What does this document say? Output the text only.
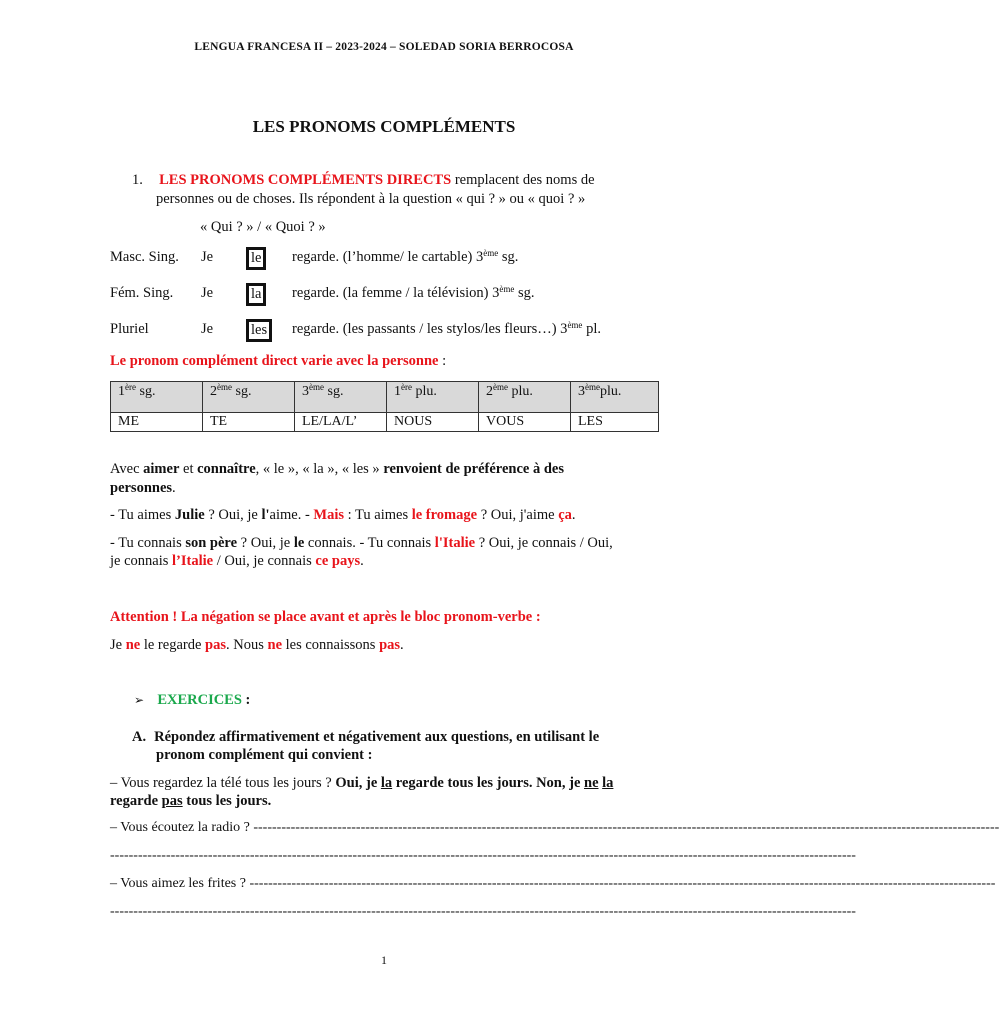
LENGUA FRANCESA II – 2023-2024 – SOLEDAD SORIA BERROCOSA
LES PRONOMS COMPLÉMENTS
1. LES PRONOMS COMPLÉMENTS DIRECTS remplacent des noms de
personnes ou de choses. Ils répondent à la question « qui ? » ou « quoi ? »
« Qui ? » / « Quoi ? »
Masc. Sing. Je	le	regarde. (l’homme/ le cartable) 3ème sg.
Fém. Sing. Je	la	regarde. (la femme / la télévision) 3ème sg.
Pluriel	Je	les	regarde. (les passants / les stylos/les fleurs…) 3ème pl.
Le pronom complément direct varie avec la personne :
1ère sg.	2ème sg.	3ème sg.	1ère plu.	2ème plu.	3èmeplu.
ME	TE	LE/LA/L’	NOUS	VOUS	LES
Avec aimer et connaître, « le », « la », « les » renvoient de préférence à des
personnes.
- Tu aimes Julie ? Oui, je l'aime. - Mais : Tu aimes le fromage ? Oui, j'aime ça.
- Tu connais son père ? Oui, je le connais. - Tu connais l'Italie ? Oui, je connais / Oui,
je connais l’Italie / Oui, je connais ce pays.
Attention ! La négation se place avant et après le bloc pronom-verbe :
Je ne le regarde pas. Nous ne les connaissons pas.
➢ EXERCICES :
A. Répondez affirmativement et négativement aux questions, en utilisant le
pronom complément qui convient :
– Vous regardez la télé tous les jours ? Oui, je la regarde tous les jours. Non, je ne la
regarde pas tous les jours.
– Vous écoutez la radio ? ----------------------------------------------------------------------------------------------------------------------------------------------------------------
----------------------------------------------------------------------------------------------------------------------------------------------------------------
– Vous aimez les frites ? ----------------------------------------------------------------------------------------------------------------------------------------------------------------
----------------------------------------------------------------------------------------------------------------------------------------------------------------
1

* * *

▸ Description of the task
Collect the lines of the data that carry the word "tous".

▸ Exercise output
– Vous regardez la télé tous les jours ? Oui, je la regarde tous les jours. Non, je ne la
regarde pas tous les jours.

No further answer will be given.